WHAT IS REQUIRED — Your task is to copy the listing exactly, with the pictures left out.

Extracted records
--------------------------------
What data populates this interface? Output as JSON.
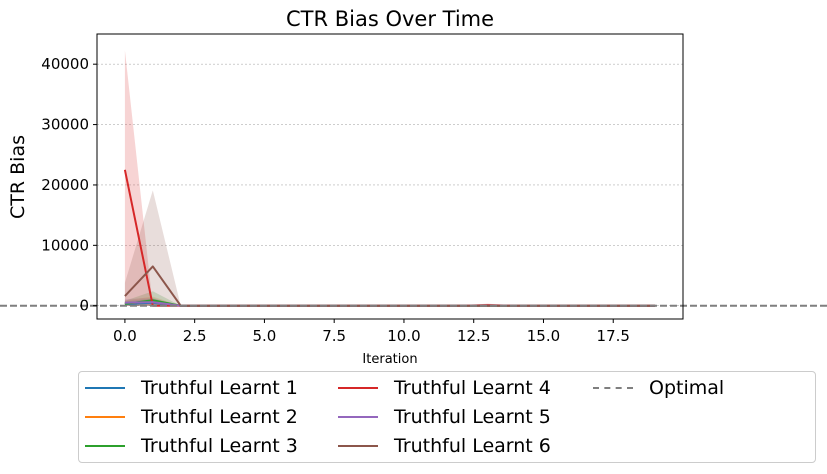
{
  "chart_data": {
    "type": "line",
    "title": "CTR Bias Over Time",
    "xlabel": "Iteration",
    "ylabel": "CTR Bias",
    "xlim": [
      -1,
      20
    ],
    "ylim": [
      -2200,
      45000
    ],
    "x_ticks": [
      0.0,
      2.5,
      5.0,
      7.5,
      10.0,
      12.5,
      15.0,
      17.5
    ],
    "x_tick_labels": [
      "0.0",
      "2.5",
      "5.0",
      "7.5",
      "10.0",
      "12.5",
      "15.0",
      "17.5"
    ],
    "y_ticks": [
      0,
      10000,
      20000,
      30000,
      40000
    ],
    "y_tick_labels": [
      "0",
      "10000",
      "20000",
      "30000",
      "40000"
    ],
    "grid": "horizontal dashed",
    "legend_placement": "below",
    "x": [
      0,
      1,
      2,
      3,
      4,
      5,
      6,
      7,
      8,
      9,
      10,
      11,
      12,
      13,
      14,
      15,
      16,
      17,
      18,
      19
    ],
    "series": [
      {
        "name": "Truthful Learnt 1",
        "color": "#1f77b4",
        "values": [
          300,
          500,
          0,
          0,
          0,
          0,
          0,
          0,
          0,
          0,
          0,
          0,
          0,
          0,
          0,
          0,
          0,
          0,
          0,
          0
        ],
        "lower": [
          0,
          0,
          0,
          0,
          0,
          0,
          0,
          0,
          0,
          0,
          0,
          0,
          0,
          0,
          0,
          0,
          0,
          0,
          0,
          0
        ],
        "upper": [
          700,
          1200,
          0,
          0,
          0,
          0,
          0,
          0,
          0,
          0,
          0,
          0,
          0,
          0,
          0,
          0,
          0,
          0,
          0,
          0
        ]
      },
      {
        "name": "Truthful Learnt 2",
        "color": "#ff7f0e",
        "values": [
          400,
          700,
          0,
          0,
          0,
          0,
          0,
          0,
          0,
          0,
          0,
          0,
          0,
          0,
          0,
          0,
          0,
          0,
          0,
          0
        ],
        "lower": [
          0,
          0,
          0,
          0,
          0,
          0,
          0,
          0,
          0,
          0,
          0,
          0,
          0,
          0,
          0,
          0,
          0,
          0,
          0,
          0
        ],
        "upper": [
          900,
          1500,
          0,
          0,
          0,
          0,
          0,
          0,
          0,
          0,
          0,
          0,
          0,
          0,
          0,
          0,
          0,
          0,
          0,
          0
        ]
      },
      {
        "name": "Truthful Learnt 3",
        "color": "#2ca02c",
        "values": [
          300,
          900,
          0,
          0,
          0,
          0,
          0,
          0,
          0,
          0,
          0,
          0,
          0,
          0,
          0,
          0,
          0,
          0,
          0,
          0
        ],
        "lower": [
          0,
          0,
          0,
          0,
          0,
          0,
          0,
          0,
          0,
          0,
          0,
          0,
          0,
          0,
          0,
          0,
          0,
          0,
          0,
          0
        ],
        "upper": [
          800,
          2400,
          0,
          0,
          0,
          0,
          0,
          0,
          0,
          0,
          0,
          0,
          0,
          0,
          0,
          0,
          0,
          0,
          0,
          0
        ]
      },
      {
        "name": "Truthful Learnt 4",
        "color": "#d62728",
        "values": [
          22500,
          0,
          0,
          0,
          0,
          0,
          0,
          0,
          0,
          0,
          0,
          0,
          0,
          100,
          0,
          0,
          0,
          0,
          0,
          0
        ],
        "lower": [
          0,
          0,
          0,
          0,
          0,
          0,
          0,
          0,
          0,
          0,
          0,
          0,
          0,
          0,
          0,
          0,
          0,
          0,
          0,
          0
        ],
        "upper": [
          42300,
          0,
          0,
          0,
          0,
          0,
          0,
          0,
          0,
          0,
          0,
          0,
          0,
          350,
          0,
          0,
          0,
          0,
          0,
          0
        ]
      },
      {
        "name": "Truthful Learnt 5",
        "color": "#9467bd",
        "values": [
          500,
          600,
          0,
          0,
          0,
          0,
          0,
          0,
          0,
          0,
          0,
          0,
          0,
          0,
          0,
          0,
          0,
          0,
          0,
          0
        ],
        "lower": [
          0,
          0,
          0,
          0,
          0,
          0,
          0,
          0,
          0,
          0,
          0,
          0,
          0,
          0,
          0,
          0,
          0,
          0,
          0,
          0
        ],
        "upper": [
          1100,
          1300,
          0,
          0,
          0,
          0,
          0,
          0,
          0,
          0,
          0,
          0,
          0,
          0,
          0,
          0,
          0,
          0,
          0,
          0
        ]
      },
      {
        "name": "Truthful Learnt 6",
        "color": "#8c564b",
        "values": [
          1600,
          6500,
          0,
          0,
          0,
          0,
          0,
          0,
          0,
          0,
          0,
          0,
          0,
          0,
          0,
          0,
          0,
          0,
          0,
          0
        ],
        "lower": [
          0,
          0,
          0,
          0,
          0,
          0,
          0,
          0,
          0,
          0,
          0,
          0,
          0,
          0,
          0,
          0,
          0,
          0,
          0,
          0
        ],
        "upper": [
          3800,
          19100,
          0,
          0,
          0,
          0,
          0,
          0,
          0,
          0,
          0,
          0,
          0,
          0,
          0,
          0,
          0,
          0,
          0,
          0
        ]
      }
    ],
    "reference_line": {
      "name": "Optimal",
      "color": "#7f7f7f",
      "style": "dashed",
      "y": 0
    }
  }
}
--------------------------------
RESULT BELOW —
What data populates this interface? Output as JSON.
{
  "chart_data": {
    "type": "line",
    "title": "CTR Bias Over Time",
    "xlabel": "Iteration",
    "ylabel": "CTR Bias",
    "xlim": [
      -1,
      20
    ],
    "ylim": [
      -2200,
      45000
    ],
    "x_ticks": [
      0.0,
      2.5,
      5.0,
      7.5,
      10.0,
      12.5,
      15.0,
      17.5
    ],
    "x_tick_labels": [
      "0.0",
      "2.5",
      "5.0",
      "7.5",
      "10.0",
      "12.5",
      "15.0",
      "17.5"
    ],
    "y_ticks": [
      0,
      10000,
      20000,
      30000,
      40000
    ],
    "y_tick_labels": [
      "0",
      "10000",
      "20000",
      "30000",
      "40000"
    ],
    "grid": "horizontal dashed",
    "legend_placement": "below",
    "x": [
      0,
      1,
      2,
      3,
      4,
      5,
      6,
      7,
      8,
      9,
      10,
      11,
      12,
      13,
      14,
      15,
      16,
      17,
      18,
      19
    ],
    "series": [
      {
        "name": "Truthful Learnt 1",
        "color": "#1f77b4",
        "values": [
          300,
          500,
          0,
          0,
          0,
          0,
          0,
          0,
          0,
          0,
          0,
          0,
          0,
          0,
          0,
          0,
          0,
          0,
          0,
          0
        ],
        "lower": [
          0,
          0,
          0,
          0,
          0,
          0,
          0,
          0,
          0,
          0,
          0,
          0,
          0,
          0,
          0,
          0,
          0,
          0,
          0,
          0
        ],
        "upper": [
          700,
          1200,
          0,
          0,
          0,
          0,
          0,
          0,
          0,
          0,
          0,
          0,
          0,
          0,
          0,
          0,
          0,
          0,
          0,
          0
        ]
      },
      {
        "name": "Truthful Learnt 2",
        "color": "#ff7f0e",
        "values": [
          400,
          700,
          0,
          0,
          0,
          0,
          0,
          0,
          0,
          0,
          0,
          0,
          0,
          0,
          0,
          0,
          0,
          0,
          0,
          0
        ],
        "lower": [
          0,
          0,
          0,
          0,
          0,
          0,
          0,
          0,
          0,
          0,
          0,
          0,
          0,
          0,
          0,
          0,
          0,
          0,
          0,
          0
        ],
        "upper": [
          900,
          1500,
          0,
          0,
          0,
          0,
          0,
          0,
          0,
          0,
          0,
          0,
          0,
          0,
          0,
          0,
          0,
          0,
          0,
          0
        ]
      },
      {
        "name": "Truthful Learnt 3",
        "color": "#2ca02c",
        "values": [
          300,
          900,
          0,
          0,
          0,
          0,
          0,
          0,
          0,
          0,
          0,
          0,
          0,
          0,
          0,
          0,
          0,
          0,
          0,
          0
        ],
        "lower": [
          0,
          0,
          0,
          0,
          0,
          0,
          0,
          0,
          0,
          0,
          0,
          0,
          0,
          0,
          0,
          0,
          0,
          0,
          0,
          0
        ],
        "upper": [
          800,
          2400,
          0,
          0,
          0,
          0,
          0,
          0,
          0,
          0,
          0,
          0,
          0,
          0,
          0,
          0,
          0,
          0,
          0,
          0
        ]
      },
      {
        "name": "Truthful Learnt 4",
        "color": "#d62728",
        "values": [
          22500,
          0,
          0,
          0,
          0,
          0,
          0,
          0,
          0,
          0,
          0,
          0,
          0,
          100,
          0,
          0,
          0,
          0,
          0,
          0
        ],
        "lower": [
          0,
          0,
          0,
          0,
          0,
          0,
          0,
          0,
          0,
          0,
          0,
          0,
          0,
          0,
          0,
          0,
          0,
          0,
          0,
          0
        ],
        "upper": [
          42300,
          0,
          0,
          0,
          0,
          0,
          0,
          0,
          0,
          0,
          0,
          0,
          0,
          350,
          0,
          0,
          0,
          0,
          0,
          0
        ]
      },
      {
        "name": "Truthful Learnt 5",
        "color": "#9467bd",
        "values": [
          500,
          600,
          0,
          0,
          0,
          0,
          0,
          0,
          0,
          0,
          0,
          0,
          0,
          0,
          0,
          0,
          0,
          0,
          0,
          0
        ],
        "lower": [
          0,
          0,
          0,
          0,
          0,
          0,
          0,
          0,
          0,
          0,
          0,
          0,
          0,
          0,
          0,
          0,
          0,
          0,
          0,
          0
        ],
        "upper": [
          1100,
          1300,
          0,
          0,
          0,
          0,
          0,
          0,
          0,
          0,
          0,
          0,
          0,
          0,
          0,
          0,
          0,
          0,
          0,
          0
        ]
      },
      {
        "name": "Truthful Learnt 6",
        "color": "#8c564b",
        "values": [
          1600,
          6500,
          0,
          0,
          0,
          0,
          0,
          0,
          0,
          0,
          0,
          0,
          0,
          0,
          0,
          0,
          0,
          0,
          0,
          0
        ],
        "lower": [
          0,
          0,
          0,
          0,
          0,
          0,
          0,
          0,
          0,
          0,
          0,
          0,
          0,
          0,
          0,
          0,
          0,
          0,
          0,
          0
        ],
        "upper": [
          3800,
          19100,
          0,
          0,
          0,
          0,
          0,
          0,
          0,
          0,
          0,
          0,
          0,
          0,
          0,
          0,
          0,
          0,
          0,
          0
        ]
      }
    ],
    "reference_line": {
      "name": "Optimal",
      "color": "#7f7f7f",
      "style": "dashed",
      "y": 0
    }
  }
}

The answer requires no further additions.